** Start of Given information **

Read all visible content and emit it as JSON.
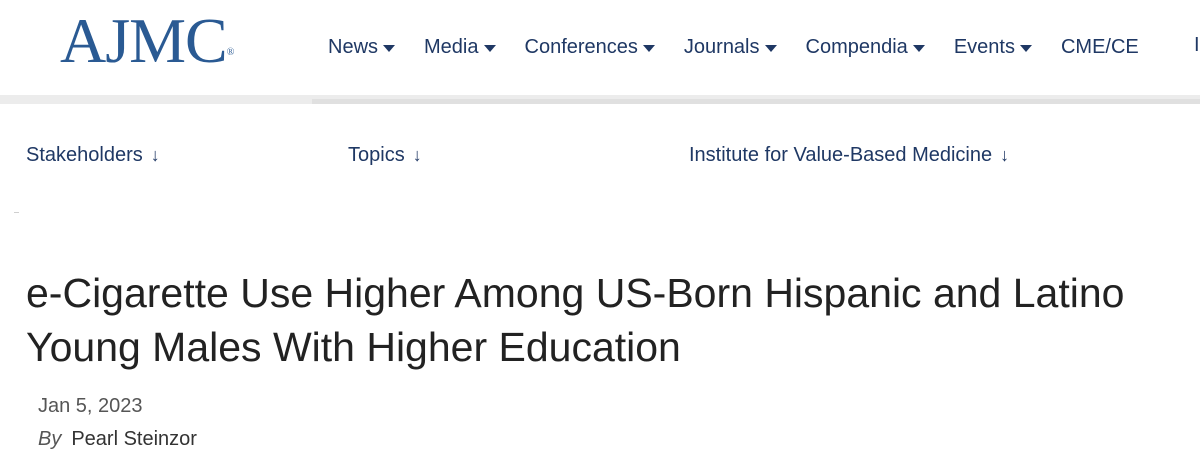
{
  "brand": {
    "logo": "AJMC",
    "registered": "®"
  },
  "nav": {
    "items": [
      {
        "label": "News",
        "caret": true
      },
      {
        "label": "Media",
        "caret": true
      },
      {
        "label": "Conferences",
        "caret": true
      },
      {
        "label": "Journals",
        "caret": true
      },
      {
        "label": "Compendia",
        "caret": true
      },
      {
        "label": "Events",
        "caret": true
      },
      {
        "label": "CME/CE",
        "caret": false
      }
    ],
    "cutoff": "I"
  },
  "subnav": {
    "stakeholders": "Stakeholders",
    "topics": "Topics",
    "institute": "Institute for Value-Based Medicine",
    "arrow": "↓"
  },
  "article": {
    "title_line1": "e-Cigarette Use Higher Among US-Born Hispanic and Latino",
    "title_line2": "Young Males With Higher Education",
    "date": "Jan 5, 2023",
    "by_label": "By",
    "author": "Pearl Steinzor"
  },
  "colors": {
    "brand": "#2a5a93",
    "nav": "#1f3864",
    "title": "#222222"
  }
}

** End of Given information **
** Start of Given information **

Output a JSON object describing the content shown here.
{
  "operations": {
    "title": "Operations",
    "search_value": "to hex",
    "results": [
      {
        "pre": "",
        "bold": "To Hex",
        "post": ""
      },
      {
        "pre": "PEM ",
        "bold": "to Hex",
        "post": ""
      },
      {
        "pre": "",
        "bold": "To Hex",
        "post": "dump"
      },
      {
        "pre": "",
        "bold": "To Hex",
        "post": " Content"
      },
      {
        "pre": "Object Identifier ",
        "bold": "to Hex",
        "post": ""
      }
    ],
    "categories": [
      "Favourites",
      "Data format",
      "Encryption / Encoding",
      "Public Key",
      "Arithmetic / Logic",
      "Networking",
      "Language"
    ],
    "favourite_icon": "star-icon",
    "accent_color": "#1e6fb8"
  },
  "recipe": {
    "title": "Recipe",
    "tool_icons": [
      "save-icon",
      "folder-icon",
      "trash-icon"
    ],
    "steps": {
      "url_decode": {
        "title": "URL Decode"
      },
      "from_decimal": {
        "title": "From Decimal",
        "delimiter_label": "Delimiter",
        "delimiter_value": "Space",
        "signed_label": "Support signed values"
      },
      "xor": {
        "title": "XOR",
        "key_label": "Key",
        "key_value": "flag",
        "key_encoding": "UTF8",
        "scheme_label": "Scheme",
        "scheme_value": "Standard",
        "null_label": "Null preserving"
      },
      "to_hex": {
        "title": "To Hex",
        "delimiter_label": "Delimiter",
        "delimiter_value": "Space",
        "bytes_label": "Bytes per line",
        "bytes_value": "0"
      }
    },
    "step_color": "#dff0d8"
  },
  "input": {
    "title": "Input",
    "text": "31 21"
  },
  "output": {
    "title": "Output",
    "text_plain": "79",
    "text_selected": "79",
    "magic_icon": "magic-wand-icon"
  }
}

** End of Given information **

What is needed:
Looking at the entries above, say how many lines contain the word "JSON". Only the number is wanted.

Task solution:
2